• _INSTRUCTIONS TO FOLLOW_
Reproduce the forum exchange about building a GPU in Chisel below word for word, in full.

Awesome job. I tried to make a simple GPU in chisel w/ hardfloat. I also came to the conclusion that Larrabee was a joke and dedicated triangle interpolation hardware was necessary, but I didn't consider the half-float(?) or caches or other additions you had to make.

lkcl · on July 9, 2021

thx phndrenad2. funny i just searched "chisel gpu" and found two: https://github.com/jbush001/ChiselGPU https://github.com/Chlorophytus/broccoli

half-float we'd like to do by using a dynamic SIMD-aware 64-bit ALU that has auto-partitioning. we do however already have an actual FP16 implementation https://git.libre-soc.org/?p=ieee754fpu.git;a=tree;f=src/iee...

or more to the point, one that is compile-time configureable with one parameter (bit-width), so the same HDL does FP16, FP32 and FP64. i'd like to make that dynmaically-SIMD-configureable but it'll take some base work in nmigen to do without massive code-explosions.

• _DATA SHOWN_
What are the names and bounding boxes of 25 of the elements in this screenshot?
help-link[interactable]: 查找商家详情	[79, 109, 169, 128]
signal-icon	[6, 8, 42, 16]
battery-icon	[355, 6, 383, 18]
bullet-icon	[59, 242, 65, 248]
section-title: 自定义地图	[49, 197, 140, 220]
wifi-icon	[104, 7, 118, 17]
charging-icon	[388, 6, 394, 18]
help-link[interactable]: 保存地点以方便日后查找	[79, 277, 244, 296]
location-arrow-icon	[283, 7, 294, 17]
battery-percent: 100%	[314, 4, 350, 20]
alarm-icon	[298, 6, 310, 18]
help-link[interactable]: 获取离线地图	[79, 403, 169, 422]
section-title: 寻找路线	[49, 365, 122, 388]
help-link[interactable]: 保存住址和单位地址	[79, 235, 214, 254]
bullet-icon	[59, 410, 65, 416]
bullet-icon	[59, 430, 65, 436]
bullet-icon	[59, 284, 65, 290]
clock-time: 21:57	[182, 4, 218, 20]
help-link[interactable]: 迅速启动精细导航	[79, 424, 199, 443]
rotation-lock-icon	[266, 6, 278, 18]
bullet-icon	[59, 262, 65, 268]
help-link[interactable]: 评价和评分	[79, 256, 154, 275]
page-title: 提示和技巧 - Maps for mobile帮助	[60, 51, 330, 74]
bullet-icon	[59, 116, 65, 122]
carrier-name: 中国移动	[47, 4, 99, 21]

• _RESULT FOR THIS TASK_
Awesome job. I tried to make a simple GPU in chisel w/ hardfloat. I also came to the conclusion that Larrabee was a joke and dedicated triangle interpolation hardware was necessary, but I didn't consider the half-float(?) or caches or other additions you had to make.

lkcl · on July 9, 2021

thx phndrenad2. funny i just searched "chisel gpu" and found two: https://github.com/jbush001/ChiselGPU https://github.com/Chlorophytus/broccoli

half-float we'd like to do by using a dynamic SIMD-aware 64-bit ALU that has auto-partitioning. we do however already have an actual FP16 implementation https://git.libre-soc.org/?p=ieee754fpu.git;a=tree;f=src/iee...

or more to the point, one that is compile-time configureable with one parameter (bit-width), so the same HDL does FP16, FP32 and FP64. i'd like to make that dynmaically-SIMD-configureable but it'll take some base work in nmigen to do without massive code-explosions.